* [Set problem]
Give the material again in full, matching it exactly.

Data supplied start

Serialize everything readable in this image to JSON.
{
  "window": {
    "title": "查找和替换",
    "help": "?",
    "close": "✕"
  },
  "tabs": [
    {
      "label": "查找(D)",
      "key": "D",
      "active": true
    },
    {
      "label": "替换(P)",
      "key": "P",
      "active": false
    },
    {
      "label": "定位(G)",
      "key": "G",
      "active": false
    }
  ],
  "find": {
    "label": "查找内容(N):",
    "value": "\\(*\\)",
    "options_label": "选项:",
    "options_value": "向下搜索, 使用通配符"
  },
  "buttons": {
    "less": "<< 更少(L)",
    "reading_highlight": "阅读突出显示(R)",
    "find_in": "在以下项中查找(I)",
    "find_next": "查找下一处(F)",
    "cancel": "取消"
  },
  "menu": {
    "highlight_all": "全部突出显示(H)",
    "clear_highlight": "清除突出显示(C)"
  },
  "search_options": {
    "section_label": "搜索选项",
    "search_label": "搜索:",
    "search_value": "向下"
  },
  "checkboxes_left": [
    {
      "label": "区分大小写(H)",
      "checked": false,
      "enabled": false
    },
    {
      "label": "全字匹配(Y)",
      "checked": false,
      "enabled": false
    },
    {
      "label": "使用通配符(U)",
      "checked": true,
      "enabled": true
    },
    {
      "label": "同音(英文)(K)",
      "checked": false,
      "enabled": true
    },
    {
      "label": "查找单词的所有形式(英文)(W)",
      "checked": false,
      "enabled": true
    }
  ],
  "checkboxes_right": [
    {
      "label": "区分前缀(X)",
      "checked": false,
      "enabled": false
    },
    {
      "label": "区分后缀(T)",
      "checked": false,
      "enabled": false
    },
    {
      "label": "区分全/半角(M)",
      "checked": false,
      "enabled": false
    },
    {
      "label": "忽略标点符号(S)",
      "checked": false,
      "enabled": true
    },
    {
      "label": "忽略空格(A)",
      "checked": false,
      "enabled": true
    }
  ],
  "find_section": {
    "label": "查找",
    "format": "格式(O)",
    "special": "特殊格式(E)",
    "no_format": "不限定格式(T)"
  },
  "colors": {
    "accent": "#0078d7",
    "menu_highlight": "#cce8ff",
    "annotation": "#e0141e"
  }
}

Data supplied end

* [Right answer]
Serialize everything readable in this image to JSON.
{
  "window": {
    "title": "查找和替换",
    "help": "?",
    "close": "✕"
  },
  "tabs": [
    {
      "label": "查找(D)",
      "key": "D",
      "active": true
    },
    {
      "label": "替换(P)",
      "key": "P",
      "active": false
    },
    {
      "label": "定位(G)",
      "key": "G",
      "active": false
    }
  ],
  "find": {
    "label": "查找内容(N):",
    "value": "\\(*\\)",
    "options_label": "选项:",
    "options_value": "向下搜索, 使用通配符"
  },
  "buttons": {
    "less": "<< 更少(L)",
    "reading_highlight": "阅读突出显示(R)",
    "find_in": "在以下项中查找(I)",
    "find_next": "查找下一处(F)",
    "cancel": "取消"
  },
  "menu": {
    "highlight_all": "全部突出显示(H)",
    "clear_highlight": "清除突出显示(C)"
  },
  "search_options": {
    "section_label": "搜索选项",
    "search_label": "搜索:",
    "search_value": "向下"
  },
  "checkboxes_left": [
    {
      "label": "区分大小写(H)",
      "checked": false,
      "enabled": false
    },
    {
      "label": "全字匹配(Y)",
      "checked": false,
      "enabled": false
    },
    {
      "label": "使用通配符(U)",
      "checked": true,
      "enabled": true
    },
    {
      "label": "同音(英文)(K)",
      "checked": false,
      "enabled": true
    },
    {
      "label": "查找单词的所有形式(英文)(W)",
      "checked": false,
      "enabled": true
    }
  ],
  "checkboxes_right": [
    {
      "label": "区分前缀(X)",
      "checked": false,
      "enabled": false
    },
    {
      "label": "区分后缀(T)",
      "checked": false,
      "enabled": false
    },
    {
      "label": "区分全/半角(M)",
      "checked": false,
      "enabled": false
    },
    {
      "label": "忽略标点符号(S)",
      "checked": false,
      "enabled": true
    },
    {
      "label": "忽略空格(A)",
      "checked": false,
      "enabled": true
    }
  ],
  "find_section": {
    "label": "查找",
    "format": "格式(O)",
    "special": "特殊格式(E)",
    "no_format": "不限定格式(T)"
  },
  "colors": {
    "accent": "#0078d7",
    "menu_highlight": "#cce8ff",
    "annotation": "#e0141e"
  }
}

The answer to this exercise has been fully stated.